## WORK INSTRUCTIONS
Look for "seleccionamos" in each line of the entries, and return the matching lines.

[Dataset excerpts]
■ ■ ■ ■

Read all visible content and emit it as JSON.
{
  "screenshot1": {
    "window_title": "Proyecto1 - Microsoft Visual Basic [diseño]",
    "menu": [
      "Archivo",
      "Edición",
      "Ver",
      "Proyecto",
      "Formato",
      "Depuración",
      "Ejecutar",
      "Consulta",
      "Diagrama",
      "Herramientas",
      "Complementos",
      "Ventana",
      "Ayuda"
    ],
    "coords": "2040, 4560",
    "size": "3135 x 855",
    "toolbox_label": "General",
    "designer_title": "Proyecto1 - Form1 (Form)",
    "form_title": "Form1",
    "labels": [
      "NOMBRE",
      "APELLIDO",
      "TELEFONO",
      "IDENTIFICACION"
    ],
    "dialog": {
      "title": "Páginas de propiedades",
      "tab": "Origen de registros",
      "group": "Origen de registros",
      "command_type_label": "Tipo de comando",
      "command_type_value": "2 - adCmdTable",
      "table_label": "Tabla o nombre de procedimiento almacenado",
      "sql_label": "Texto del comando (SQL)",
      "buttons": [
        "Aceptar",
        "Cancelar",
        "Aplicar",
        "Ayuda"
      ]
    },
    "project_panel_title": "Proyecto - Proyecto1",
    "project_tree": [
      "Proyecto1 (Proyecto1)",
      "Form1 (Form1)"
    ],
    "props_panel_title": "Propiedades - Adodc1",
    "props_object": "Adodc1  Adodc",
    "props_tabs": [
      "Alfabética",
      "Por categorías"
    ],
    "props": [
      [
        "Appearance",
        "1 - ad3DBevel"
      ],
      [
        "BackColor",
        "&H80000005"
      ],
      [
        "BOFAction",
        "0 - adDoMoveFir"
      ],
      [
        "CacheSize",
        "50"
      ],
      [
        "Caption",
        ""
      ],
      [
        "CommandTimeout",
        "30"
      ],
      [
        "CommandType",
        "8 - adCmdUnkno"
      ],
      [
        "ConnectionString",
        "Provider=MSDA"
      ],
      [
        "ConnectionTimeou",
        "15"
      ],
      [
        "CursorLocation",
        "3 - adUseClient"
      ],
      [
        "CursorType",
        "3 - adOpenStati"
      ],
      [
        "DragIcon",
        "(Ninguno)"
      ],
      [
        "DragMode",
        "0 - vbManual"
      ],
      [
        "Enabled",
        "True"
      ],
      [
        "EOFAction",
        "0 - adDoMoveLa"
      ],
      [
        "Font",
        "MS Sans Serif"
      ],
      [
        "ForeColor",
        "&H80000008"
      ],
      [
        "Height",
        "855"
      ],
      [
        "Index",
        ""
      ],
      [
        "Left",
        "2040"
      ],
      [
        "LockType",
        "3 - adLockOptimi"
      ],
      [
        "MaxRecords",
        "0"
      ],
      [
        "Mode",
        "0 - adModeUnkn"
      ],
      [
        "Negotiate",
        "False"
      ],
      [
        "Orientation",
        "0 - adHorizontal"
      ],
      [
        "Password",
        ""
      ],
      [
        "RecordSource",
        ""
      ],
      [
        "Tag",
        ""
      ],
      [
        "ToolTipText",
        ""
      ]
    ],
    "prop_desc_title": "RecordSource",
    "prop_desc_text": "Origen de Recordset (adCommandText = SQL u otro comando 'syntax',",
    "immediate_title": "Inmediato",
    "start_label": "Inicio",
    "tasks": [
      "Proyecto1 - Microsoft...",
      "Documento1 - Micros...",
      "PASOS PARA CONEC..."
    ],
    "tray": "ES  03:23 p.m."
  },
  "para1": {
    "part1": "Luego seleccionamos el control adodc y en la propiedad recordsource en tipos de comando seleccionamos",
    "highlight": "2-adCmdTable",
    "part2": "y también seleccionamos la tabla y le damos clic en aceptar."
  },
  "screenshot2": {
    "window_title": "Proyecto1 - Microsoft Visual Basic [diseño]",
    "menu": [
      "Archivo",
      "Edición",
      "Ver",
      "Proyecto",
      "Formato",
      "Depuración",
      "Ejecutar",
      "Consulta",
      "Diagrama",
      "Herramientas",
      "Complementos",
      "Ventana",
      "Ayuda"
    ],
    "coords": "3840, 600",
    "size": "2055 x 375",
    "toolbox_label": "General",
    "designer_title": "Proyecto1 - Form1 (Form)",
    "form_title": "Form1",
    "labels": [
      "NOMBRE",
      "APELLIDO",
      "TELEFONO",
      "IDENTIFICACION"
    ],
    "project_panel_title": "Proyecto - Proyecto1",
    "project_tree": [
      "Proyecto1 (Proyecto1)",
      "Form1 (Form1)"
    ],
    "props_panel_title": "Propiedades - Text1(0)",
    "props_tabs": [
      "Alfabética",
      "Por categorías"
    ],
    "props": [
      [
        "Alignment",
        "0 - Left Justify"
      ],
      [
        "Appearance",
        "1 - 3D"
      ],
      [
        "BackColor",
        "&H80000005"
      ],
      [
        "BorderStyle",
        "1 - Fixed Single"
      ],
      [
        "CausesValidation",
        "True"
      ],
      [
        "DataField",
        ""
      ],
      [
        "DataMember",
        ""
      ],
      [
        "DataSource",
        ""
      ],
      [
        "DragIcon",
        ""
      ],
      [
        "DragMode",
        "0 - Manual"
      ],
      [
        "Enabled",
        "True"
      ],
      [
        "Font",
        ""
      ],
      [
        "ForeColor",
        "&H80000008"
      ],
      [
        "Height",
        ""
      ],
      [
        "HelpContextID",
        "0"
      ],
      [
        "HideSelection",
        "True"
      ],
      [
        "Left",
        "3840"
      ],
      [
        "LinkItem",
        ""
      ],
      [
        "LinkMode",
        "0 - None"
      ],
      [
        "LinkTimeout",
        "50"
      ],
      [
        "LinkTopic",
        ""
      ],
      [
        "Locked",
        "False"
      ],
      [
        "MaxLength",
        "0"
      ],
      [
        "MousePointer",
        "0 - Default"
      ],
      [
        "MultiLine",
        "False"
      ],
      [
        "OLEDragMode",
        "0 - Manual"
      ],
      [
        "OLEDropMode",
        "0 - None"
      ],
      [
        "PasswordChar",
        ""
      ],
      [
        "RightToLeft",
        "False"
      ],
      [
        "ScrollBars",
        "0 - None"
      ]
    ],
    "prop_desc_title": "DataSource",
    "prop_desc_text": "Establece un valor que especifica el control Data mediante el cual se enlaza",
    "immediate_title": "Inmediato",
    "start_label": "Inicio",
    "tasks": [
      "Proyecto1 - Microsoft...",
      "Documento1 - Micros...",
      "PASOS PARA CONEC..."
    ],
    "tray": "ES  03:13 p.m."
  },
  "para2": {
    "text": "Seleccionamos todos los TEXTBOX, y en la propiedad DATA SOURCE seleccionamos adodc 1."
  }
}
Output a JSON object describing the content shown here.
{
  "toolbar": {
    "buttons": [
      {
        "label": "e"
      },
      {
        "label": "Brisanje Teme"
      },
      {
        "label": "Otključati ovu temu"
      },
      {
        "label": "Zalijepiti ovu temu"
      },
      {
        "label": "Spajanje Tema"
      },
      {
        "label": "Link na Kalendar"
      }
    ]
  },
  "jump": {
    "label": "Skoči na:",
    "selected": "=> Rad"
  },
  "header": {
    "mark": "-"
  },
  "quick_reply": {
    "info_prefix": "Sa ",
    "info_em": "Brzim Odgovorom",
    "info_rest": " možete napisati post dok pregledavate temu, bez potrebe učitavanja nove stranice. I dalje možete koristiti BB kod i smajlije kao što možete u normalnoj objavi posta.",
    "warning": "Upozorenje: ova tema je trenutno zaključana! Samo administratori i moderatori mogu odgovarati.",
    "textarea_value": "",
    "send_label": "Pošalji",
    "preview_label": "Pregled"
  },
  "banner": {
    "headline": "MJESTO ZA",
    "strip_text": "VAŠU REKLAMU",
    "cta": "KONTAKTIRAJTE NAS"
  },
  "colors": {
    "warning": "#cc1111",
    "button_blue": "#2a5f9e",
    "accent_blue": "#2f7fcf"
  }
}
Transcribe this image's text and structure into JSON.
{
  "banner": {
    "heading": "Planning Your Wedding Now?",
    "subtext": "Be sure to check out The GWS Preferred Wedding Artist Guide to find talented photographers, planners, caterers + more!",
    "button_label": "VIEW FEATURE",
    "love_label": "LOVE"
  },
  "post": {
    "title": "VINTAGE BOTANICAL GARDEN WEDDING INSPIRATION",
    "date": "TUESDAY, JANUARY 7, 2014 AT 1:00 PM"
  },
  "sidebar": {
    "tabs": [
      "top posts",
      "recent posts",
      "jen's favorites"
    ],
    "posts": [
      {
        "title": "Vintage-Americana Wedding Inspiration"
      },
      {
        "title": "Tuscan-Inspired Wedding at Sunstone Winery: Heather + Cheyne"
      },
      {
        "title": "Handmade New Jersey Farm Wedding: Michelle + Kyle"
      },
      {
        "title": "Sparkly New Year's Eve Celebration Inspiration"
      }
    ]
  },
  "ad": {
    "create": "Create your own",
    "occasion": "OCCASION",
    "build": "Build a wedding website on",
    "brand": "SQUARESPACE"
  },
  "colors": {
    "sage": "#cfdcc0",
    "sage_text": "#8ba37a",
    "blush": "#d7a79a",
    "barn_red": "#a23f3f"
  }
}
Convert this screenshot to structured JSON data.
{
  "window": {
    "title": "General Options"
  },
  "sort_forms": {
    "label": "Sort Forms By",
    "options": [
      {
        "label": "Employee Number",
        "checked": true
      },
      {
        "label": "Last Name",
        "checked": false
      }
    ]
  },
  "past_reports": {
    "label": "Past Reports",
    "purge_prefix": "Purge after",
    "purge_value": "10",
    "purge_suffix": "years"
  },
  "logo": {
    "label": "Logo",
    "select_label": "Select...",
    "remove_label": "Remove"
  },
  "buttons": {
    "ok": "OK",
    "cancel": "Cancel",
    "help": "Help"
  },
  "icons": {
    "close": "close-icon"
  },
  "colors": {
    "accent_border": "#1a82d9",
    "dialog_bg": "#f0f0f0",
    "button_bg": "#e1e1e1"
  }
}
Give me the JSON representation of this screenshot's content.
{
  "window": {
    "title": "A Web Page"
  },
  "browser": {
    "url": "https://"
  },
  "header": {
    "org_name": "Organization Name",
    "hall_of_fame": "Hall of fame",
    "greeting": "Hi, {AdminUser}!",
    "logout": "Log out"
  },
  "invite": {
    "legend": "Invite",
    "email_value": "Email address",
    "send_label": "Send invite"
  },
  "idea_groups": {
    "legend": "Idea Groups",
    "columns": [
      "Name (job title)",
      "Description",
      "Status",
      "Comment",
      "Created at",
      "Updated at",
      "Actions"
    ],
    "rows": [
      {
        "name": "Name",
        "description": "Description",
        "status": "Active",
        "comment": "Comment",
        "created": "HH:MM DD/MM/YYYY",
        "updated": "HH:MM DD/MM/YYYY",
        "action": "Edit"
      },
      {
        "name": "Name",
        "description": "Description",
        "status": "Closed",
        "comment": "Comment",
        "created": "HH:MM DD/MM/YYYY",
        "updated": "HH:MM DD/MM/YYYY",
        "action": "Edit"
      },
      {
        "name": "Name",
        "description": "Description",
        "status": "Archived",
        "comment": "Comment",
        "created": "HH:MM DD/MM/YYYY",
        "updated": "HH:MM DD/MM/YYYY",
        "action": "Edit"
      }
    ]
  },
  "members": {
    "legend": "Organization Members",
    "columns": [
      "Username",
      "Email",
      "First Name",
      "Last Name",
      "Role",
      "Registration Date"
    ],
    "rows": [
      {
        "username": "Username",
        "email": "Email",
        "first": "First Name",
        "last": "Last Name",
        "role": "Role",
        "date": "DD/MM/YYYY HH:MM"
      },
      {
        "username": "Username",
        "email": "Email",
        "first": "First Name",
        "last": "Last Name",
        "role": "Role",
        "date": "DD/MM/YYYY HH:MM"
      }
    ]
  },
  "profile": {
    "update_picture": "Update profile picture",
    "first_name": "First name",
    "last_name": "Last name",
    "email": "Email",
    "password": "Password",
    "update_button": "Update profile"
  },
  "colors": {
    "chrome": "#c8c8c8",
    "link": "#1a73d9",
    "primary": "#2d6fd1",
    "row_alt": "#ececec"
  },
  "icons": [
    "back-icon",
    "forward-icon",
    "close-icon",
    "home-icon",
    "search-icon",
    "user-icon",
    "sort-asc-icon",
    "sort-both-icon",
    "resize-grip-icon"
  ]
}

■ ■ ■ ■

## EXERCISE SOLUTION
    "part1": "Luego seleccionamos el control adodc y en la propiedad recordsource en tipos de comando seleccionamos",
    "part2": "y también seleccionamos la tabla y le damos clic en aceptar."
    "text": "Seleccionamos todos los TEXTBOX, y en la propiedad DATA SOURCE seleccionamos adodc 1."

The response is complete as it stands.